**TASK PROMPT**
Pictures do not belong in the copy; restate the records below word for word.

[Figure data in JSON]
......
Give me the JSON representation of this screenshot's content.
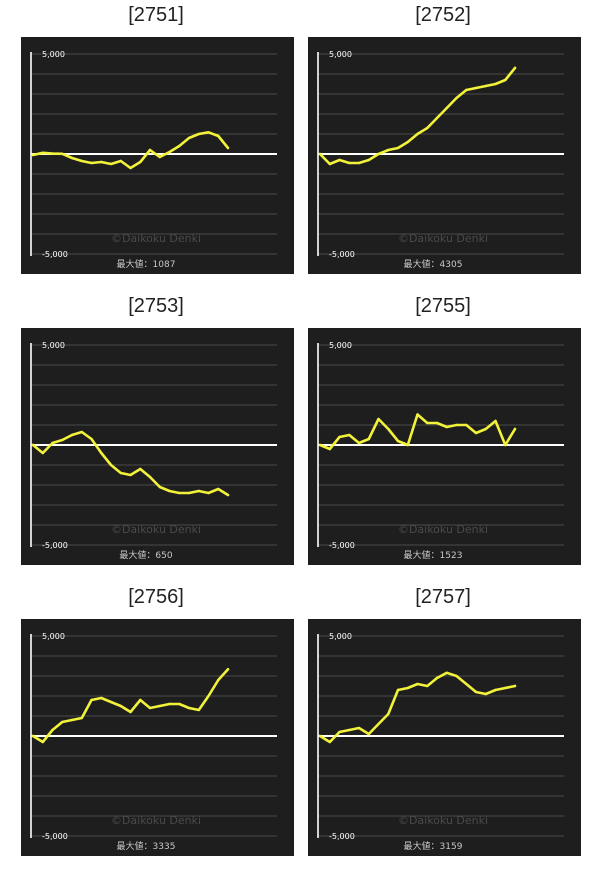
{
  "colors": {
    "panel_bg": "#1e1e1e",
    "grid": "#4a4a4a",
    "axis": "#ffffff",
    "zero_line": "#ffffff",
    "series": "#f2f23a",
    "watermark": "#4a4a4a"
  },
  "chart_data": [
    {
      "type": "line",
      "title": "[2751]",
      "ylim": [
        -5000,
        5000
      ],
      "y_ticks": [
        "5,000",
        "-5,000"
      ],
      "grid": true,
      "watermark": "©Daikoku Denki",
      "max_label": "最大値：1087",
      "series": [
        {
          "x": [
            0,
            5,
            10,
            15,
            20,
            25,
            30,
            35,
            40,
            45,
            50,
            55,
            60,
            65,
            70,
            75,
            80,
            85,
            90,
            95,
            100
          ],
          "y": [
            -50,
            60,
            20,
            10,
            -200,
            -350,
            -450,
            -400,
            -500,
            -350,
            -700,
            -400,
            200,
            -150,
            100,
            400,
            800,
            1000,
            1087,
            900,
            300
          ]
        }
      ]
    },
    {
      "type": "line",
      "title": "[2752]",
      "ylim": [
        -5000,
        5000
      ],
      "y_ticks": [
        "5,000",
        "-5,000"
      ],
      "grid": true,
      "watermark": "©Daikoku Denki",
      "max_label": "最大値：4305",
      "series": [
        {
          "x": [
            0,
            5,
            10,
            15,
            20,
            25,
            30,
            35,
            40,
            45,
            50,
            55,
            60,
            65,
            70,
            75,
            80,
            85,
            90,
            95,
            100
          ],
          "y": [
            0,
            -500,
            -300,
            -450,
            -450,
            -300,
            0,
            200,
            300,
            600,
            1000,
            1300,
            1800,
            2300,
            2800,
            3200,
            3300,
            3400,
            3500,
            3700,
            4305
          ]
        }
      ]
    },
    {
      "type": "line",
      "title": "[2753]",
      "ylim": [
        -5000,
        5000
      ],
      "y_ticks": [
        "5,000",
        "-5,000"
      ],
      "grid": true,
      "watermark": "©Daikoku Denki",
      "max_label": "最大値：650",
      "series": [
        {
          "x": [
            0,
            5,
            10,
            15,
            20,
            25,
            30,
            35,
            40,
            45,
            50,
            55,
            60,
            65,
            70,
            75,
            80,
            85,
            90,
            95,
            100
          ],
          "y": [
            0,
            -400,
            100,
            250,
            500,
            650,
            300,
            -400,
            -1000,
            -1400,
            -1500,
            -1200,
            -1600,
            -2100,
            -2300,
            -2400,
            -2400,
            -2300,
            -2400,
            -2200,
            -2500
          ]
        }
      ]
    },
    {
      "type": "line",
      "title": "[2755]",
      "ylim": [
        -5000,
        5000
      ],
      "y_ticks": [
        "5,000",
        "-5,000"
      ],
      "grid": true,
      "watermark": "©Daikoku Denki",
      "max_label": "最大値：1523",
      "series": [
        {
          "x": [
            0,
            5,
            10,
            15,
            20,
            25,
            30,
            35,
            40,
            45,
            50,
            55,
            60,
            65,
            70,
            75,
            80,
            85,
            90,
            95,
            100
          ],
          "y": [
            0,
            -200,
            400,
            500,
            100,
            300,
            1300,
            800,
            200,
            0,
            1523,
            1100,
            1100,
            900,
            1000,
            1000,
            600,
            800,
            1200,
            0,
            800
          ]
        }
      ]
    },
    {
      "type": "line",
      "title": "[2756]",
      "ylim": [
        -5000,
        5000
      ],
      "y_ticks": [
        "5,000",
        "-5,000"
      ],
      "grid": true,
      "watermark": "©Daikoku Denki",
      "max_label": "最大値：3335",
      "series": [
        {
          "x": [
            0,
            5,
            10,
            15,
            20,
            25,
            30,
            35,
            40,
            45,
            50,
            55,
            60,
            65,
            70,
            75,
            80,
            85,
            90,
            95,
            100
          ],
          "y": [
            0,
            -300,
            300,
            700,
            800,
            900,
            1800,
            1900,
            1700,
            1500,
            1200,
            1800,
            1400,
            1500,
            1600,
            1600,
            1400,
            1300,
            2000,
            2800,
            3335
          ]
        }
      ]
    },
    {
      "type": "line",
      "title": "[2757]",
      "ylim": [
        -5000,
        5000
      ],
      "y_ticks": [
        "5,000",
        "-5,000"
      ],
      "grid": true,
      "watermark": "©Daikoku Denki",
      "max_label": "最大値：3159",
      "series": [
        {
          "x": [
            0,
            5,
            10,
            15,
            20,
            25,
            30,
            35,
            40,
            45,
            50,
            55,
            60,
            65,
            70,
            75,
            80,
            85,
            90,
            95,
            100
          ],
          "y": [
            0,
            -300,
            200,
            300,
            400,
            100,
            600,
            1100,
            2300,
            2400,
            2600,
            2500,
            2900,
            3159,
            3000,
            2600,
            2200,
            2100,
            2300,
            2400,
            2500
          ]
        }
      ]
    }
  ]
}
......
**WORKED ANSWER**
Give me the JSON representation of this screenshot's content.
{
  "colors": {
    "panel_bg": "#1e1e1e",
    "grid": "#4a4a4a",
    "axis": "#ffffff",
    "zero_line": "#ffffff",
    "series": "#f2f23a",
    "watermark": "#4a4a4a"
  },
  "chart_data": [
    {
      "type": "line",
      "title": "[2751]",
      "ylim": [
        -5000,
        5000
      ],
      "y_ticks": [
        "5,000",
        "-5,000"
      ],
      "grid": true,
      "watermark": "©Daikoku Denki",
      "max_label": "最大値：1087",
      "series": [
        {
          "x": [
            0,
            5,
            10,
            15,
            20,
            25,
            30,
            35,
            40,
            45,
            50,
            55,
            60,
            65,
            70,
            75,
            80,
            85,
            90,
            95,
            100
          ],
          "y": [
            -50,
            60,
            20,
            10,
            -200,
            -350,
            -450,
            -400,
            -500,
            -350,
            -700,
            -400,
            200,
            -150,
            100,
            400,
            800,
            1000,
            1087,
            900,
            300
          ]
        }
      ]
    },
    {
      "type": "line",
      "title": "[2752]",
      "ylim": [
        -5000,
        5000
      ],
      "y_ticks": [
        "5,000",
        "-5,000"
      ],
      "grid": true,
      "watermark": "©Daikoku Denki",
      "max_label": "最大値：4305",
      "series": [
        {
          "x": [
            0,
            5,
            10,
            15,
            20,
            25,
            30,
            35,
            40,
            45,
            50,
            55,
            60,
            65,
            70,
            75,
            80,
            85,
            90,
            95,
            100
          ],
          "y": [
            0,
            -500,
            -300,
            -450,
            -450,
            -300,
            0,
            200,
            300,
            600,
            1000,
            1300,
            1800,
            2300,
            2800,
            3200,
            3300,
            3400,
            3500,
            3700,
            4305
          ]
        }
      ]
    },
    {
      "type": "line",
      "title": "[2753]",
      "ylim": [
        -5000,
        5000
      ],
      "y_ticks": [
        "5,000",
        "-5,000"
      ],
      "grid": true,
      "watermark": "©Daikoku Denki",
      "max_label": "最大値：650",
      "series": [
        {
          "x": [
            0,
            5,
            10,
            15,
            20,
            25,
            30,
            35,
            40,
            45,
            50,
            55,
            60,
            65,
            70,
            75,
            80,
            85,
            90,
            95,
            100
          ],
          "y": [
            0,
            -400,
            100,
            250,
            500,
            650,
            300,
            -400,
            -1000,
            -1400,
            -1500,
            -1200,
            -1600,
            -2100,
            -2300,
            -2400,
            -2400,
            -2300,
            -2400,
            -2200,
            -2500
          ]
        }
      ]
    },
    {
      "type": "line",
      "title": "[2755]",
      "ylim": [
        -5000,
        5000
      ],
      "y_ticks": [
        "5,000",
        "-5,000"
      ],
      "grid": true,
      "watermark": "©Daikoku Denki",
      "max_label": "最大値：1523",
      "series": [
        {
          "x": [
            0,
            5,
            10,
            15,
            20,
            25,
            30,
            35,
            40,
            45,
            50,
            55,
            60,
            65,
            70,
            75,
            80,
            85,
            90,
            95,
            100
          ],
          "y": [
            0,
            -200,
            400,
            500,
            100,
            300,
            1300,
            800,
            200,
            0,
            1523,
            1100,
            1100,
            900,
            1000,
            1000,
            600,
            800,
            1200,
            0,
            800
          ]
        }
      ]
    },
    {
      "type": "line",
      "title": "[2756]",
      "ylim": [
        -5000,
        5000
      ],
      "y_ticks": [
        "5,000",
        "-5,000"
      ],
      "grid": true,
      "watermark": "©Daikoku Denki",
      "max_label": "最大値：3335",
      "series": [
        {
          "x": [
            0,
            5,
            10,
            15,
            20,
            25,
            30,
            35,
            40,
            45,
            50,
            55,
            60,
            65,
            70,
            75,
            80,
            85,
            90,
            95,
            100
          ],
          "y": [
            0,
            -300,
            300,
            700,
            800,
            900,
            1800,
            1900,
            1700,
            1500,
            1200,
            1800,
            1400,
            1500,
            1600,
            1600,
            1400,
            1300,
            2000,
            2800,
            3335
          ]
        }
      ]
    },
    {
      "type": "line",
      "title": "[2757]",
      "ylim": [
        -5000,
        5000
      ],
      "y_ticks": [
        "5,000",
        "-5,000"
      ],
      "grid": true,
      "watermark": "©Daikoku Denki",
      "max_label": "最大値：3159",
      "series": [
        {
          "x": [
            0,
            5,
            10,
            15,
            20,
            25,
            30,
            35,
            40,
            45,
            50,
            55,
            60,
            65,
            70,
            75,
            80,
            85,
            90,
            95,
            100
          ],
          "y": [
            0,
            -300,
            200,
            300,
            400,
            100,
            600,
            1100,
            2300,
            2400,
            2600,
            2500,
            2900,
            3159,
            3000,
            2600,
            2200,
            2100,
            2300,
            2400,
            2500
          ]
        }
      ]
    }
  ]
}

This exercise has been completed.